DIRECTIONS
Search the material below for the word "Items". Copy every line that has it.

====== MATERIAL SUPPLIED ======

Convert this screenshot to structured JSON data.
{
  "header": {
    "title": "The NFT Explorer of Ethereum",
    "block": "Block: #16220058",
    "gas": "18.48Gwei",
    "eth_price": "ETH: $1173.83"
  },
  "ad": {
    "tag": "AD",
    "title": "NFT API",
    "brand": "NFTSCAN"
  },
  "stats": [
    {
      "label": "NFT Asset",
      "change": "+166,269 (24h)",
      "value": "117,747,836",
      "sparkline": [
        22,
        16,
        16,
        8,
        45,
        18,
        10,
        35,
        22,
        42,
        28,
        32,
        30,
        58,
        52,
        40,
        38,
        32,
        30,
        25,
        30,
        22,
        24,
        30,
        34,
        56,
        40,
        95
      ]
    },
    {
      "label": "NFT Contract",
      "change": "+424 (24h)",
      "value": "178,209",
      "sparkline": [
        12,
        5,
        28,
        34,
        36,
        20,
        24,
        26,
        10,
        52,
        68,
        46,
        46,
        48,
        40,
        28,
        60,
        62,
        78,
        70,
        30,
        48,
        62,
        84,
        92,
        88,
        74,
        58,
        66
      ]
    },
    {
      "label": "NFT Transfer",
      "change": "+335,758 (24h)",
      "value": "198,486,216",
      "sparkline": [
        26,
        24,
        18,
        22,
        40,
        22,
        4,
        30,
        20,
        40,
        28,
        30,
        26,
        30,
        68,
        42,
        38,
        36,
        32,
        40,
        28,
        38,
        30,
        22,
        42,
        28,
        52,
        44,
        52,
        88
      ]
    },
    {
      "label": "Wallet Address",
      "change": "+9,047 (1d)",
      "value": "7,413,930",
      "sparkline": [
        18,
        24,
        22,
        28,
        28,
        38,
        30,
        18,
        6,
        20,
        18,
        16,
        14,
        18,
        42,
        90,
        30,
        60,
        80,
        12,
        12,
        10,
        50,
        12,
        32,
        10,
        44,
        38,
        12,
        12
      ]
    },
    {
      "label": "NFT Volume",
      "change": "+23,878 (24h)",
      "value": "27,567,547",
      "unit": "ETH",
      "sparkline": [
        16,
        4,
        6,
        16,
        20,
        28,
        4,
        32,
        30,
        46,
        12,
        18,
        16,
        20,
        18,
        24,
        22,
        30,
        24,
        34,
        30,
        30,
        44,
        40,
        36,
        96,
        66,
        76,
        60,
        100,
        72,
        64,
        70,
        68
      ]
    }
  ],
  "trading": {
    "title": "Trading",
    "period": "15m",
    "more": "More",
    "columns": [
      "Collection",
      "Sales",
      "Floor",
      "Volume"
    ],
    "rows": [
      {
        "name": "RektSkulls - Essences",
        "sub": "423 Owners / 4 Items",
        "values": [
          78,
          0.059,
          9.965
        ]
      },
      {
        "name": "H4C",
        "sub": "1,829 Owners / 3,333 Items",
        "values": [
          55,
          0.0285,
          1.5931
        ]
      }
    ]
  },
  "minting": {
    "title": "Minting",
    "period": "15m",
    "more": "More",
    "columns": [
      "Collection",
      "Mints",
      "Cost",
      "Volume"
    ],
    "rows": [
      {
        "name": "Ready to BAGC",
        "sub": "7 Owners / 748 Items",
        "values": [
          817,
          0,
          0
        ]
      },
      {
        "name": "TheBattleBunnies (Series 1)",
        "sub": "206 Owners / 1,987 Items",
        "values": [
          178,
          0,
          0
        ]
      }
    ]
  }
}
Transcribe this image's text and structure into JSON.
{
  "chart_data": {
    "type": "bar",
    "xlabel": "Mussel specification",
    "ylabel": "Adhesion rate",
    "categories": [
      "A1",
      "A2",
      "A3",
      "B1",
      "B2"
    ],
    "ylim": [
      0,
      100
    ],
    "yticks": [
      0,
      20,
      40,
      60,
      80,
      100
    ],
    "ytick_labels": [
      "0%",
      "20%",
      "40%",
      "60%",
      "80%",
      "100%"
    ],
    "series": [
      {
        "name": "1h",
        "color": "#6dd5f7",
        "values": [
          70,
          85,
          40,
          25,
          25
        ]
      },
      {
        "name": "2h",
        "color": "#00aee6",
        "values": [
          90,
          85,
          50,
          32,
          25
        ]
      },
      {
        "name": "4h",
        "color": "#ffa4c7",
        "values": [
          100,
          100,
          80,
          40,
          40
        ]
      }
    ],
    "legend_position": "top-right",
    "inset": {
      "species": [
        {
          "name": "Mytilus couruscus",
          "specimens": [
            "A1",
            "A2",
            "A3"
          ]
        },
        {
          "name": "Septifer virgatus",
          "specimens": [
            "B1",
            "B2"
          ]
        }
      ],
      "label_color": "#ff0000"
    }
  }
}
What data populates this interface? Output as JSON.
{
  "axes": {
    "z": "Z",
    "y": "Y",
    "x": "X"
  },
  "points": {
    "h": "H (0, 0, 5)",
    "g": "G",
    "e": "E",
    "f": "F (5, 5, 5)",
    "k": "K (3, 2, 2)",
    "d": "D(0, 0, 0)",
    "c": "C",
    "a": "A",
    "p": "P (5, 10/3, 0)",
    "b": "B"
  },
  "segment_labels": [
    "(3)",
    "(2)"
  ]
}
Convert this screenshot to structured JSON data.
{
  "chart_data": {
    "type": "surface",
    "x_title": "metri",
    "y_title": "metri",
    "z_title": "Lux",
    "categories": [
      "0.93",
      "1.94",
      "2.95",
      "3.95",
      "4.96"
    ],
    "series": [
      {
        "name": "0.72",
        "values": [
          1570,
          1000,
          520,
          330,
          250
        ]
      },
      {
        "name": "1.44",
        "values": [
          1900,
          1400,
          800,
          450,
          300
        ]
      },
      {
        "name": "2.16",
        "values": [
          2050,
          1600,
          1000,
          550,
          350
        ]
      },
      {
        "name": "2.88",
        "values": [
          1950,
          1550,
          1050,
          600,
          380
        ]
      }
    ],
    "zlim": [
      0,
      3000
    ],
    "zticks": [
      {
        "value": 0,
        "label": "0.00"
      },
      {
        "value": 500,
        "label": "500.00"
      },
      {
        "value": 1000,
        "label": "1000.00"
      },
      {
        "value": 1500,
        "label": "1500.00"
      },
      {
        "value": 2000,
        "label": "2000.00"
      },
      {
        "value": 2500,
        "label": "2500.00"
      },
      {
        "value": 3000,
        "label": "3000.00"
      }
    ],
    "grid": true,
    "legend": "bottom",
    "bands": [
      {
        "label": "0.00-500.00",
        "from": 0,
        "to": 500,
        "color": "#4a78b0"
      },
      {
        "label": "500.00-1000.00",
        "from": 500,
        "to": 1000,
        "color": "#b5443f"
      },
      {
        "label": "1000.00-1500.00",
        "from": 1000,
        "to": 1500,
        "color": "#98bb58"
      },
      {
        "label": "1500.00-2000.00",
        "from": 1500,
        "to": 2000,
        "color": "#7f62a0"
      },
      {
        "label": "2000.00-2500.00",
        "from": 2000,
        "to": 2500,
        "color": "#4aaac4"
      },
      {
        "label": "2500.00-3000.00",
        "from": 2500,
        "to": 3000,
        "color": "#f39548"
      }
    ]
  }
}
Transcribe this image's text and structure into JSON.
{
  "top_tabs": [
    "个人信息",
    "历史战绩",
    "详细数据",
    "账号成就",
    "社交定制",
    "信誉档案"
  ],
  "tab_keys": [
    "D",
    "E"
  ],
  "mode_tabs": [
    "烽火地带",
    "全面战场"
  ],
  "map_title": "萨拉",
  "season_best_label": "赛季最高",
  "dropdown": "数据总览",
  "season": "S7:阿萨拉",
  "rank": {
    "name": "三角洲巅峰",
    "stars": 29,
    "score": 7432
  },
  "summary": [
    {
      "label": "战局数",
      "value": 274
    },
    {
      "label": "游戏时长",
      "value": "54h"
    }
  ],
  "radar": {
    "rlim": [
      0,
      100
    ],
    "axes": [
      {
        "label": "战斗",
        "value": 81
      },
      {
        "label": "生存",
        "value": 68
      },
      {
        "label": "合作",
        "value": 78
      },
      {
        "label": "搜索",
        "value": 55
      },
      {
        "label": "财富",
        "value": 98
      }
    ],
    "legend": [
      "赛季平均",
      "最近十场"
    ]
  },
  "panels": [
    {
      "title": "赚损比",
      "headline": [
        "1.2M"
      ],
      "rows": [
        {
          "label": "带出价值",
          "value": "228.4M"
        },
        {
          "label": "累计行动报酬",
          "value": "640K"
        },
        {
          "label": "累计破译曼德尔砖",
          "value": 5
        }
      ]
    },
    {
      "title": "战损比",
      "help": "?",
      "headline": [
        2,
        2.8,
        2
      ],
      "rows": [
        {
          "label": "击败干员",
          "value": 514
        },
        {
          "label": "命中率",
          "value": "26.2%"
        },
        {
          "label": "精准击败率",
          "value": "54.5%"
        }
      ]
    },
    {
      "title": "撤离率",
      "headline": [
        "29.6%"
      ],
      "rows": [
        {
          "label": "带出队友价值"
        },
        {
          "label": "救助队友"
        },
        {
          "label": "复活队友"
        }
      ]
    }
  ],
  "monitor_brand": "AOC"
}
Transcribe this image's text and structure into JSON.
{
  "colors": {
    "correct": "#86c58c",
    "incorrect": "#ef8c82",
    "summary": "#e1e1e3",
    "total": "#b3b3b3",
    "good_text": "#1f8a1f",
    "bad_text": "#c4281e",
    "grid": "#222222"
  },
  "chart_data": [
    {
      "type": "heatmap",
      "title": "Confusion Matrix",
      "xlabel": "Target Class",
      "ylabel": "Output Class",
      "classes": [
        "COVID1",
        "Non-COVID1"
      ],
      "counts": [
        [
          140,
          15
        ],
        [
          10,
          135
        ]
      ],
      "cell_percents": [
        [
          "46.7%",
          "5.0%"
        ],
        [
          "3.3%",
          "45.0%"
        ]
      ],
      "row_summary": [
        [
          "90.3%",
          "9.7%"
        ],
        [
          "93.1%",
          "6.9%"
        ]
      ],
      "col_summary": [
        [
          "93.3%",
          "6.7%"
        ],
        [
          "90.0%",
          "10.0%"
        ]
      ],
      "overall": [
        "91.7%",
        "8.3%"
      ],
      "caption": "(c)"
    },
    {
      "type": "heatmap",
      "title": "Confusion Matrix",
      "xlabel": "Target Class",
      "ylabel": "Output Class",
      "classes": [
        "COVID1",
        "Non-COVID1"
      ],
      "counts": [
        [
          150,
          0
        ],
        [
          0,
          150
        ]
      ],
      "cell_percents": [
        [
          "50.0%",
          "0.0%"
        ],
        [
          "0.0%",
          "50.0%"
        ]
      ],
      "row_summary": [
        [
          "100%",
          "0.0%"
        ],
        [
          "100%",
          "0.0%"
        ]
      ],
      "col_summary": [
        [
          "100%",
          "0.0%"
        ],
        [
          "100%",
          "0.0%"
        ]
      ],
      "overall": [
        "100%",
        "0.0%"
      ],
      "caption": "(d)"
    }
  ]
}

======

EXERCISE OUTPUT
        "sub": "423 Owners / 4 Items",
        "sub": "1,829 Owners / 3,333 Items",
        "sub": "7 Owners / 748 Items",
        "sub": "206 Owners / 1,987 Items",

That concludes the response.